## WHAT THE EXERCISE ASKS
Repeat word for word the lines starting at the beginning of the items and ending at the line containing "The second frame 220 is at (424, 504).", with both of those lines included.

## Items from a dataset
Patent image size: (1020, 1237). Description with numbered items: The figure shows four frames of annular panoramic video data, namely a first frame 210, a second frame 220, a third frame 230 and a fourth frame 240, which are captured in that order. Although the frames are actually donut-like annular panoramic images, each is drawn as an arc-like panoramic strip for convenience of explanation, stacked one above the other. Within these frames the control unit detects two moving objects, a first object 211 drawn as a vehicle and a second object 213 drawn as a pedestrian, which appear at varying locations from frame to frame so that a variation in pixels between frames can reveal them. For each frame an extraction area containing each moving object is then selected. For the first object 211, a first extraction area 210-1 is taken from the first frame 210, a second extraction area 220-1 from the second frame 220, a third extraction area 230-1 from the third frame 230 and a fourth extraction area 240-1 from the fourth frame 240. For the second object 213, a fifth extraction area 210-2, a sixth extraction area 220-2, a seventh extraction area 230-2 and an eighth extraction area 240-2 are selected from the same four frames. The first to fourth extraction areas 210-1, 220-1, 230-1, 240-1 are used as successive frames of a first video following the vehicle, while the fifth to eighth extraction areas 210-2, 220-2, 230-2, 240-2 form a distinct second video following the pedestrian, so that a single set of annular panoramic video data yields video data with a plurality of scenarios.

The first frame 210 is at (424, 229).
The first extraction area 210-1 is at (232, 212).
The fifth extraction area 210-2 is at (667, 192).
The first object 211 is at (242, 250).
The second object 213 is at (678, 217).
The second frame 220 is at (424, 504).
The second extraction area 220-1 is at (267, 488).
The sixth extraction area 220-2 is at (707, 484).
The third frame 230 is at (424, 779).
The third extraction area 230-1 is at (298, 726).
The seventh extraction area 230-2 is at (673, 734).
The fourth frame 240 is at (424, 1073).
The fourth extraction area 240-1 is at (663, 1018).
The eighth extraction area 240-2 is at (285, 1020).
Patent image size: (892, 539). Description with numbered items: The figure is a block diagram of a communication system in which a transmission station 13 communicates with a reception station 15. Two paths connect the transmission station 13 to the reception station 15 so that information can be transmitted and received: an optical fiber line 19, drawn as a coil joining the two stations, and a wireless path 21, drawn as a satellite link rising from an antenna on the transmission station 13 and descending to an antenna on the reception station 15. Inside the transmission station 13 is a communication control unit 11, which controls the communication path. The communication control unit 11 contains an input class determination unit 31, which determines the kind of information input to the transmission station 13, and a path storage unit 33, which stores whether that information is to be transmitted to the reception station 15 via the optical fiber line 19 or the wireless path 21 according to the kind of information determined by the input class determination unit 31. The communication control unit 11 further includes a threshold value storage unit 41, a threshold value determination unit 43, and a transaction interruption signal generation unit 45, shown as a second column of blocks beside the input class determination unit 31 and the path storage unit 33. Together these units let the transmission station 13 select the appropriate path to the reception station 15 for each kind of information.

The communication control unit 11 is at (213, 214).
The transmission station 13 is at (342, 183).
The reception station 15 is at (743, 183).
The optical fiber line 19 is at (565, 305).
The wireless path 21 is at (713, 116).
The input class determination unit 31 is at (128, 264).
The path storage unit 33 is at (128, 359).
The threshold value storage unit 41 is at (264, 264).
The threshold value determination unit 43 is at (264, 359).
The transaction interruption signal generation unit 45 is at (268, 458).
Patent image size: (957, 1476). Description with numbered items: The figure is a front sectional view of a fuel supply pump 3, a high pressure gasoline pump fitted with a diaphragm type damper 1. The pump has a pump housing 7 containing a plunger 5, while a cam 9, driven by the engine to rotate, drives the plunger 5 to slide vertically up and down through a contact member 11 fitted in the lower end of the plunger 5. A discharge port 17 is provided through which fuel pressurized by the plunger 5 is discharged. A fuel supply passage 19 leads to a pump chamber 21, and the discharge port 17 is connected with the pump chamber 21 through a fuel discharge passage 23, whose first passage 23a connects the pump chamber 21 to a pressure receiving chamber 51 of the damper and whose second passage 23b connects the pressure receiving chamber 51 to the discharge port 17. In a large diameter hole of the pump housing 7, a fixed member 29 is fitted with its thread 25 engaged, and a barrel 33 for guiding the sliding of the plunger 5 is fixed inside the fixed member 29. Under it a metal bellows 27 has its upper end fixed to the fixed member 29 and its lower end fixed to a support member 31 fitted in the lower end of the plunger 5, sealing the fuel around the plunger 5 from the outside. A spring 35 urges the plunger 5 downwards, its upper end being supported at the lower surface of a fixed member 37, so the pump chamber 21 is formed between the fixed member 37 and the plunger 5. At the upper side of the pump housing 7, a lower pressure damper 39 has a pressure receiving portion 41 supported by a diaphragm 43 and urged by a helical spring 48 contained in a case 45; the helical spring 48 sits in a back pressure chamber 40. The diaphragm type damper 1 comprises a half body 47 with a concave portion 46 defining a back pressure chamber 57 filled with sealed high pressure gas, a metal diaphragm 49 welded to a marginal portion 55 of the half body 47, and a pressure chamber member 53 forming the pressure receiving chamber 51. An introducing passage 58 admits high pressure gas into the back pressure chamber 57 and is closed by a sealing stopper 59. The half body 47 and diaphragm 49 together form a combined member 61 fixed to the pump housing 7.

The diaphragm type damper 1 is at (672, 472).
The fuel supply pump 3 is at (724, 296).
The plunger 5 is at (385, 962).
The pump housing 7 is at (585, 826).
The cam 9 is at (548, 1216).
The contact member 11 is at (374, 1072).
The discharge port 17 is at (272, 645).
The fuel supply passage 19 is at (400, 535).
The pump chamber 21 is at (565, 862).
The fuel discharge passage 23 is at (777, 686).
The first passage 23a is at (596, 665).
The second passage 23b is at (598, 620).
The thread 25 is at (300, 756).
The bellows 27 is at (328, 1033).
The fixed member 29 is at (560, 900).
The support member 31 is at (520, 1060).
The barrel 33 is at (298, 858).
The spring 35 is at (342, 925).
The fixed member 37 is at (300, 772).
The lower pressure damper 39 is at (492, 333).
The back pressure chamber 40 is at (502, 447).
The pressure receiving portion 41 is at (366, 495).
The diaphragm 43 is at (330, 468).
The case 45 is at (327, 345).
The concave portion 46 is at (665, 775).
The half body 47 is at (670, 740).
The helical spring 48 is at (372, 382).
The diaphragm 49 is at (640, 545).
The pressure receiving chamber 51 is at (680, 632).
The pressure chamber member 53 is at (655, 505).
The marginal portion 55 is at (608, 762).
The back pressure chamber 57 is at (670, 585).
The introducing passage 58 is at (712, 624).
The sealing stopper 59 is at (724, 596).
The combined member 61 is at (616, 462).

## ANSWER TO THIS EXERCISE
Patent image size: (1020, 1237). Description with numbered items: The figure shows four frames of annular panoramic video data, namely a first frame 210, a second frame 220, a third frame 230 and a fourth frame 240, which are captured in that order. Although the frames are actually donut-like annular panoramic images, each is drawn as an arc-like panoramic strip for convenience of explanation, stacked one above the other. Within these frames the control unit detects two moving objects, a first object 211 drawn as a vehicle and a second object 213 drawn as a pedestrian, which appear at varying locations from frame to frame so that a variation in pixels between frames can reveal them. For each frame an extraction area containing each moving object is then selected. For the first object 211, a first extraction area 210-1 is taken from the first frame 210, a second extraction area 220-1 from the second frame 220, a third extraction area 230-1 from the third frame 230 and a fourth extraction area 240-1 from the fourth frame 240. For the second object 213, a fifth extraction area 210-2, a sixth extraction area 220-2, a seventh extraction area 230-2 and an eighth extraction area 240-2 are selected from the same four frames. The first to fourth extraction areas 210-1, 220-1, 230-1, 240-1 are used as successive frames of a first video following the vehicle, while the fifth to eighth extraction areas 210-2, 220-2, 230-2, 240-2 form a distinct second video following the pedestrian, so that a single set of annular panoramic video data yields video data with a plurality of scenarios.

The first frame 210 is at (424, 229).
The first extraction area 210-1 is at (232, 212).
The fifth extraction area 210-2 is at (667, 192).
The first object 211 is at (242, 250).
The second object 213 is at (678, 217).
The second frame 220 is at (424, 504).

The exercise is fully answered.